Trecho da página →
◇ ◇ ◇ ◇ ◇ ◇ ◇

Segundo o delegado-chefe da 5ª DP, Marco Antônio de Almeida, o caso tem provas sólidas para ser concluído. Por causa disso, o inquérito será encaminhado para a Justiça na próxima segunda-feira. "O que falta é ouvir a versão dele. O próximo passo é encaminhar para o Judiciário. Pelas provas existentes nos autos, considero que é grande a probabilidade de que ele venha a ser condenado", disse o chefe da unidade policial. Almeida ressaltou ainda que a possibilidade de o médico ser preso é pequena. "É pouco provável que ele receba uma pena de privação de liberdade. Inicialmente, deve ter uma pena restritiva de direitos. Caso não a cumpra, então, pode ser preso", explicou.

Ontem, a coordenadora do Movimento Negro Unificado, Jacira da Silva, foi até a 5ª DP para saber detalhes do episódio. Ela quer acompanhar o caso de perto. "Queremos protegê-la, foi um tratamento muito desrespeitoso, que fere, inclusive, os direitos humanos." Ela entrará em contato com outras entidades para decidir o que pode fazer juridicamente.

A bilheteira também ganhou amparo da Secretaria de Políticas de Promoção da Igualdade Racial da Presidência da República (Seppir). A ouvidoria do órgão vai usar o caso como impulso para melhorar as políticas de atendimento àqueles que desejam denunciar episódios de racismo ou de injúria racial. Em 2011, a secretaria recebeu 219 queixas de todo o país. Um número considerado baixo pela ministra da Igualdade Racial, Luiza Bairros. "Até o meio do ano, queremos implantar um telefone nacional gratuito para atendimento à população", ressaltou (leia entrevista). Hoje, os comunicados desses tipos de crime podem ser feitos pelo telefone: (61) 2025-7000.

Colaborou Luiz Calcagno

Entenda o caso

18 anos de denúncias

A suspeita de discriminação racial ocorreu em um shopping da Asa Norte, no último domingo. A confusão começou quando o médico Heverton Octacílio de Campos Menezes, 62 anos, chegou à bilheteria do cinema atrasado para comprar o tíquete do filme Habemus Papam. Ele queria passar na frente das demais pessoas que estavam na fila. Diante da recusa da bilheteira Marina Serafim dos Reis, 25 anos, o homem teria se irritado e disparado contra a moça: "Seu lugar não é aqui, lidando com gente. Você deveria estar na África, cuidando de orangotangos". Quem estava no local se revoltou com os insultos. Eles acionaram os seguranças do centro comercial, e o médico fugiu correndo. A polícia o identificou por meio de depoimentos e por imagens do circuito interno de câmeras do shopping. Na última quarta-feira, Campos Menezes foi indiciado por injúria qualificada. Em entrevista ao Correio, ele negou as acusações e se colocou à disposição para prestar esclarecimentos. Durante as investigações, a 5ª Delegacia de Polícia (Área central) identificou outras nove acusações contra o suspeito. As ocorrências foram registradas no decorrer de 18 anos e variam entre injúria discriminatória, desacato, agressão e lesão corporal. O médico nunca respondeu por nenhum processo na Justiça.

◇ ◇ ◇ ◇ ◇ ◇ ◇

Dados de análise de layout de documentos:

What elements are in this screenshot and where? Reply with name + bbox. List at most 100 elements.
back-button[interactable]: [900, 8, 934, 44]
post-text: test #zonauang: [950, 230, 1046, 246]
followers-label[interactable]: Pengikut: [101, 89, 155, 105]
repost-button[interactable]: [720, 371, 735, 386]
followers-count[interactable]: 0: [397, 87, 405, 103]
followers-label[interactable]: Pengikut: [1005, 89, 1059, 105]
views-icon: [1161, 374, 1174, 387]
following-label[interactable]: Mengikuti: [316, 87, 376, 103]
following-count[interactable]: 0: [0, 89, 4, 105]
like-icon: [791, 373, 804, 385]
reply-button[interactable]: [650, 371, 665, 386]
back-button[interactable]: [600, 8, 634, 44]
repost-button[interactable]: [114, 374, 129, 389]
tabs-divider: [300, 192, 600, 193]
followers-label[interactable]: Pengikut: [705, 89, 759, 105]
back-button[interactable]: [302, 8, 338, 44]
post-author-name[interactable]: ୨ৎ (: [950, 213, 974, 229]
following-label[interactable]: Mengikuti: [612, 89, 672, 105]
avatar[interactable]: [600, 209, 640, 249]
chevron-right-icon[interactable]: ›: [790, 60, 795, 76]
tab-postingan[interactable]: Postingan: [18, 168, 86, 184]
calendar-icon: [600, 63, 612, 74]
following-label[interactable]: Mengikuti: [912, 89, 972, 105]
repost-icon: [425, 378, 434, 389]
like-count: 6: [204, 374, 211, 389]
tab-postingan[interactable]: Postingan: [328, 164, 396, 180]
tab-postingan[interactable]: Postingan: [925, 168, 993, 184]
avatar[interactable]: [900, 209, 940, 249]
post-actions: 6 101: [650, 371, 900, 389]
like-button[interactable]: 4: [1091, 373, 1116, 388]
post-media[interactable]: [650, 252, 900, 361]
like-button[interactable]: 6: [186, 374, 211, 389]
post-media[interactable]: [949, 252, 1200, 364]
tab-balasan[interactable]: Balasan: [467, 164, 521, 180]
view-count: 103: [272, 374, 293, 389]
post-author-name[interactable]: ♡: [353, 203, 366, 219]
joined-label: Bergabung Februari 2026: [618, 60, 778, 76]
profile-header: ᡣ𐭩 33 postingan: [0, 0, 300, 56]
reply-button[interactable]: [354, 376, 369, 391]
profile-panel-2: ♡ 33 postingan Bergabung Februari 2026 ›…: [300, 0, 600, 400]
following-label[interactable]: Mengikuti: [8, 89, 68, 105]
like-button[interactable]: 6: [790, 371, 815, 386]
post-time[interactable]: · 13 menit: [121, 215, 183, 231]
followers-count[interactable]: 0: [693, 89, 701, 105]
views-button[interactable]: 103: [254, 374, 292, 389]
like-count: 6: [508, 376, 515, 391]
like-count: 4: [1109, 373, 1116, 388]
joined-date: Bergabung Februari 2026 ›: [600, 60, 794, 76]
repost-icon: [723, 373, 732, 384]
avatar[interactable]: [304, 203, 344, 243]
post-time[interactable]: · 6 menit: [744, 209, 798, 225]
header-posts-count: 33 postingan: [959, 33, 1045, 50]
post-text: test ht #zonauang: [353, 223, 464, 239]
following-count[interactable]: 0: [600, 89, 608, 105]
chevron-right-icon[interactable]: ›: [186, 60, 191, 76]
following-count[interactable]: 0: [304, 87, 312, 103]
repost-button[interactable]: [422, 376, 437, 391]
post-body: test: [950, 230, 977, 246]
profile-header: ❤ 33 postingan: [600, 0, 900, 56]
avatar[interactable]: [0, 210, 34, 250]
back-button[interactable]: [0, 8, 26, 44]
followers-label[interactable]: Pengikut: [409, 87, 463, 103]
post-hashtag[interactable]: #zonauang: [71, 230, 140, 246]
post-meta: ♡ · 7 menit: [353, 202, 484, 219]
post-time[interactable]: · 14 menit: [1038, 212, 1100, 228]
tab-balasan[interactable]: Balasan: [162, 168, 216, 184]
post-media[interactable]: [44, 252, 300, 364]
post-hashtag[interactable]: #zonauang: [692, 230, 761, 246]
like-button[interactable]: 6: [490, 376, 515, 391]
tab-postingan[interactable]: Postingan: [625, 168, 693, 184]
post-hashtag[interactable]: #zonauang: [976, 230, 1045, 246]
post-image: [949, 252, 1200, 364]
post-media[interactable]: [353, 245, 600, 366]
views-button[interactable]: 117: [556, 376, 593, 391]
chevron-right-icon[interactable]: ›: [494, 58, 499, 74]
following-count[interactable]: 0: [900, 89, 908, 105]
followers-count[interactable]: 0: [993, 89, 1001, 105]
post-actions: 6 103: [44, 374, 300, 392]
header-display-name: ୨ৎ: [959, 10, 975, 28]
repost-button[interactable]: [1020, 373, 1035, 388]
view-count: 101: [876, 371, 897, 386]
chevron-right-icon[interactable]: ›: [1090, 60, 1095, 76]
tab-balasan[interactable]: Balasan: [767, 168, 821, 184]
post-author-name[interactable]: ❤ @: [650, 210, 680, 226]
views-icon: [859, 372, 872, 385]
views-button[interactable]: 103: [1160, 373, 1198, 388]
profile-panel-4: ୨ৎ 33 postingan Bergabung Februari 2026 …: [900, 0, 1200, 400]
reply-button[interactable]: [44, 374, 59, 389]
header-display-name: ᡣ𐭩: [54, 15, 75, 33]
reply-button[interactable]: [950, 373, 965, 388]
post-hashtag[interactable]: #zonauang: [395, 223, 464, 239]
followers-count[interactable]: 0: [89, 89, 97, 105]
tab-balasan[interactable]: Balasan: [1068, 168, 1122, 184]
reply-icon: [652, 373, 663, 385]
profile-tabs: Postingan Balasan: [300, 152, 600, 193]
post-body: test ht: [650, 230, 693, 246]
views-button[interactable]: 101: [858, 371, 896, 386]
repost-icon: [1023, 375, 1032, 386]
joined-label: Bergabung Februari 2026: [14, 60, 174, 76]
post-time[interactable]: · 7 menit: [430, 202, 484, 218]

◇ ◇ ◇ ◇ ◇ ◇ ◇

O que se pede →
Dê seguimento à reportagem sobre o caso de injúria racial contra a bilheteira do cinema, começando logo após a última frase dela.

Resposta da tarefa →
Três perguntas para // Luiza Bairros

Como o caso será tratado pela Secretaria de Políticas de Promoção da Igualdade Racial? A ouvidoria acompanha todos os desdobramentos do caso. Nós consideramos que é uma situação de racismo explícito, não deveria ser tratada como injúria racial. Afinal, o nível de agressão foi grande. Esse caso é diferente daqueles de racismo que são feitos sem deixar nenhum vestígio. Foi praticado na frente de muitas pessoas, sem nenhum pudor. Considero que a lei deveria ser aplicada com todo o seu rigor.

Quais atitudes foram tomadas para que o episódio não fique sem punição? Esse tipo de atitude é crime no Brasil. Vamos acionar todas as instituições responsáveis para que cumpram o seu papel. Aguardamos a cópia do boletim de ocorrência para termos um maior embasamento. Considerando ainda o fato de o agressor exercer uma atividade como a de psicanalista, que tem uma responsabilidade grande com as pessoas, ele não pode ficar impune.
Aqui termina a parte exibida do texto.